> [What you need to do]: Identify all lines below that hold "storage" and collect them.

Entries from a dataset:
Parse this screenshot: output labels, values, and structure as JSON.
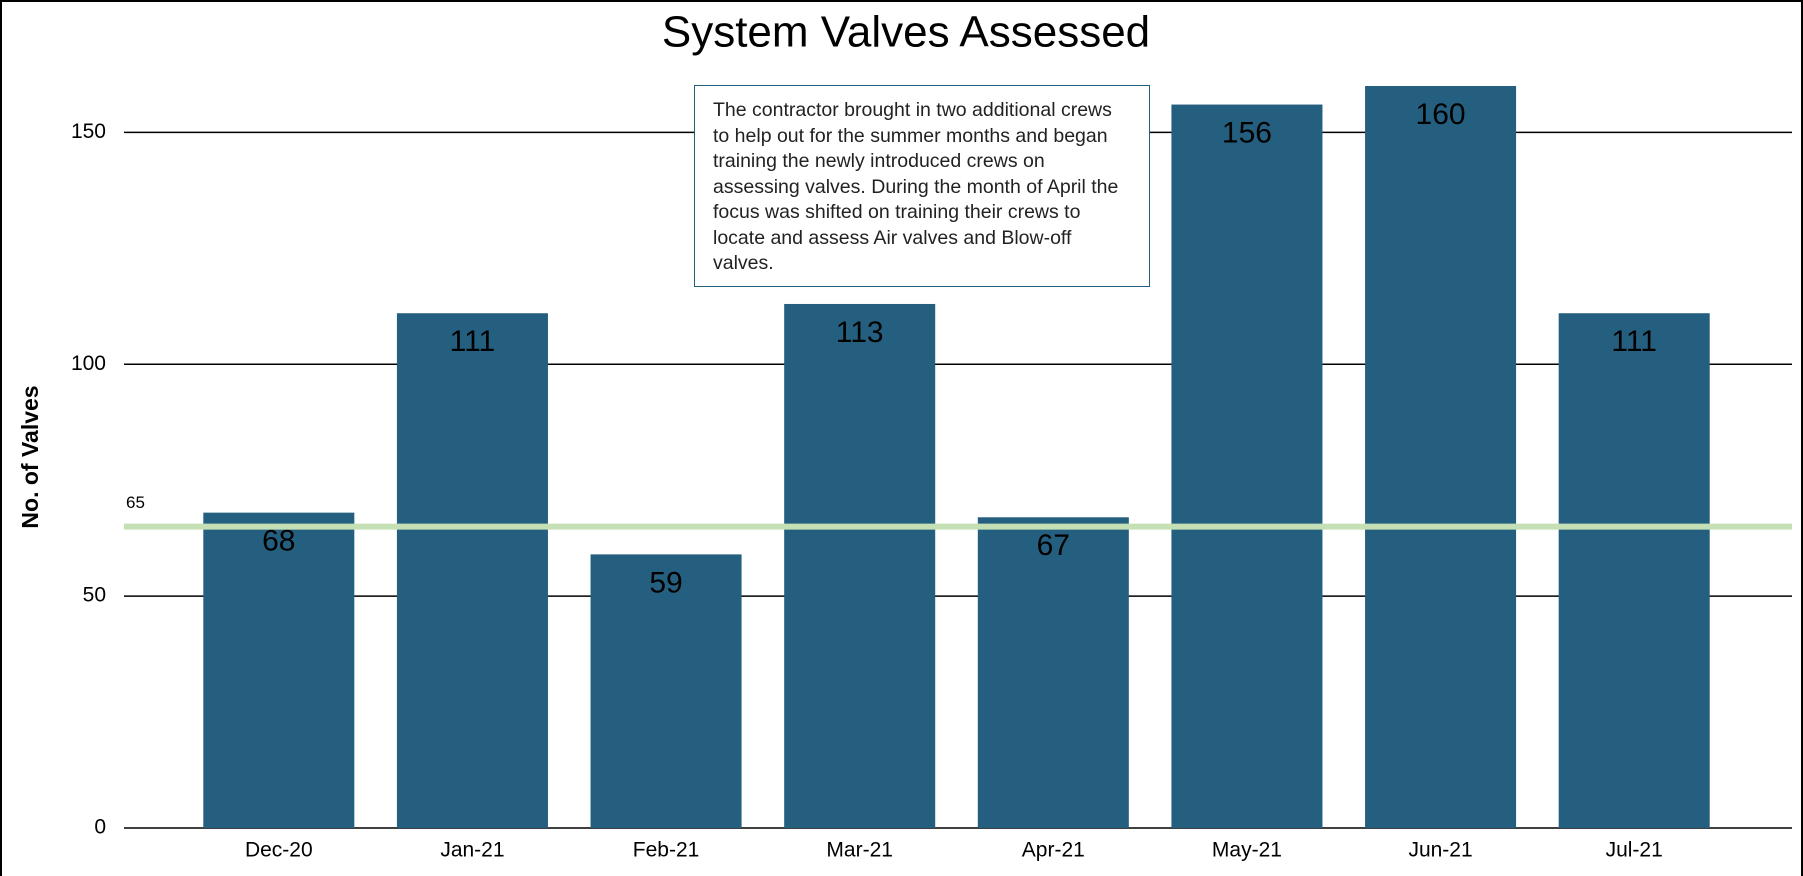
{
  "chart_data": {
    "type": "bar",
    "title": "System Valves Assessed",
    "y_label": "No. of Valves",
    "categories": [
      "Dec-20",
      "Jan-21",
      "Feb-21",
      "Mar-21",
      "Apr-21",
      "May-21",
      "Jun-21",
      "Jul-21"
    ],
    "values": [
      68,
      111,
      59,
      113,
      67,
      156,
      160,
      111
    ],
    "color": "#255f80",
    "ylim": [
      0,
      160
    ],
    "yticks": [
      0,
      50,
      100,
      150
    ],
    "grid": true,
    "reference_line": 65,
    "reference_color": "#c5e0b4",
    "annotation": "The contractor brought in two additional crews to help out for the summer months and began training the newly introduced crews on assessing valves. During the month of April the focus was shifted on training their crews to locate and assess Air valves and Blow-off valves."
  }
}
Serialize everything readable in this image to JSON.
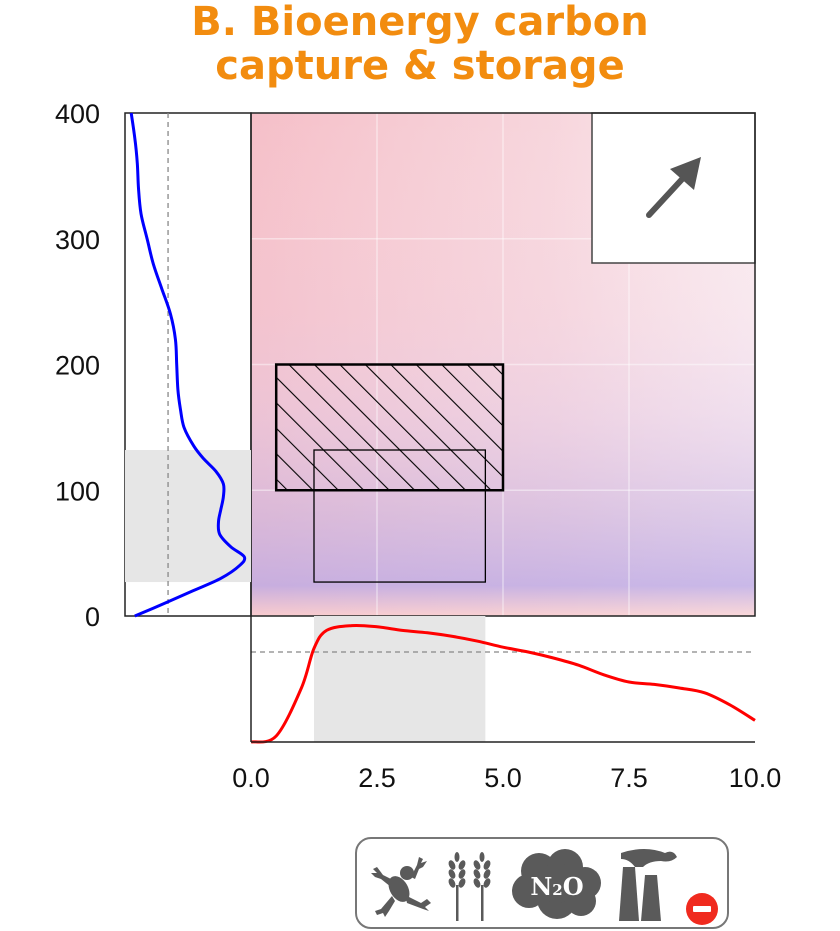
{
  "chart_data": {
    "type": "heatmap",
    "title": "B. Bioenergy carbon capture & storage",
    "title_lines": [
      "B. Bioenergy carbon",
      "capture & storage"
    ],
    "xlim": [
      0,
      10
    ],
    "ylim": [
      0,
      400
    ],
    "xticks": [
      0,
      2.5,
      5,
      7.5,
      10
    ],
    "xtick_labels": [
      "0.0",
      "2.5",
      "5.0",
      "7.5",
      "10.0"
    ],
    "yticks": [
      0,
      100,
      200,
      300,
      400
    ],
    "ytick_labels": [
      "0",
      "100",
      "200",
      "300",
      "400"
    ],
    "grid": true,
    "hatched_range": {
      "x": [
        0.5,
        5.0
      ],
      "y": [
        100,
        200
      ]
    },
    "interval_box": {
      "x": [
        1.25,
        4.65
      ],
      "y": [
        27,
        132
      ]
    },
    "x_density": {
      "color": "#FF0000",
      "x": [
        0,
        0.5,
        1.0,
        1.25,
        1.5,
        2.0,
        2.5,
        3.0,
        3.5,
        4.0,
        4.5,
        5.0,
        5.5,
        6.0,
        6.5,
        7.0,
        7.5,
        8.0,
        8.5,
        9.0,
        9.5,
        10.0
      ],
      "density": [
        0.0,
        0.05,
        0.45,
        0.78,
        0.93,
        0.97,
        0.96,
        0.93,
        0.91,
        0.88,
        0.84,
        0.79,
        0.75,
        0.7,
        0.64,
        0.56,
        0.5,
        0.48,
        0.45,
        0.41,
        0.31,
        0.18
      ],
      "median": 4.6,
      "mean_density_line": 0.75
    },
    "y_density": {
      "color": "#0000FF",
      "y": [
        0,
        10,
        20,
        30,
        40,
        47,
        55,
        65,
        75,
        85,
        95,
        105,
        115,
        125,
        135,
        150,
        165,
        180,
        200,
        220,
        240,
        260,
        280,
        300,
        320,
        340,
        360,
        380,
        400
      ],
      "density": [
        0.08,
        0.32,
        0.55,
        0.78,
        0.93,
        0.97,
        0.86,
        0.77,
        0.76,
        0.78,
        0.8,
        0.8,
        0.74,
        0.64,
        0.56,
        0.48,
        0.45,
        0.43,
        0.42,
        0.41,
        0.37,
        0.3,
        0.23,
        0.18,
        0.13,
        0.11,
        0.1,
        0.08,
        0.05
      ],
      "mean": 132,
      "mean_density_line": 0.35
    },
    "trend_arrow": "up-right"
  },
  "icons": [
    "frog-icon",
    "wheat-icon",
    "n2o-cloud-icon",
    "factory-icon",
    "minus-badge-icon"
  ],
  "n2o_label_main": "N",
  "n2o_label_sub": "2",
  "n2o_label_tail": "O",
  "colors": {
    "title": "#F28C0F",
    "heat_red": "#F4B8C2",
    "heat_blue": "#C8B6E6",
    "x_density": "#FF0000",
    "y_density": "#0000FF",
    "highlight": "#E6E6E6",
    "minus_badge": "#F02A1E",
    "icon_gray": "#5A5A5A"
  }
}
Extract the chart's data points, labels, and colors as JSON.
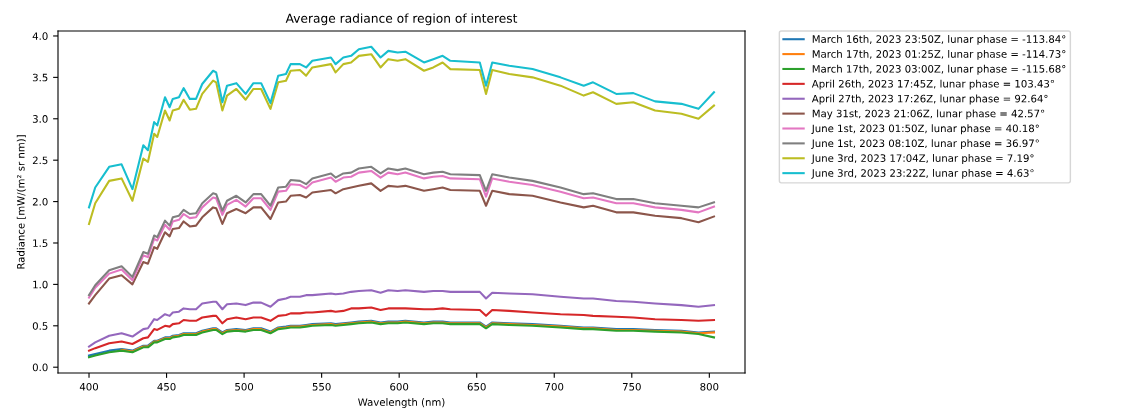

> [Written solution]:
    "title": "B. Bioenergy carbon capture & storage",
      "capture & storage"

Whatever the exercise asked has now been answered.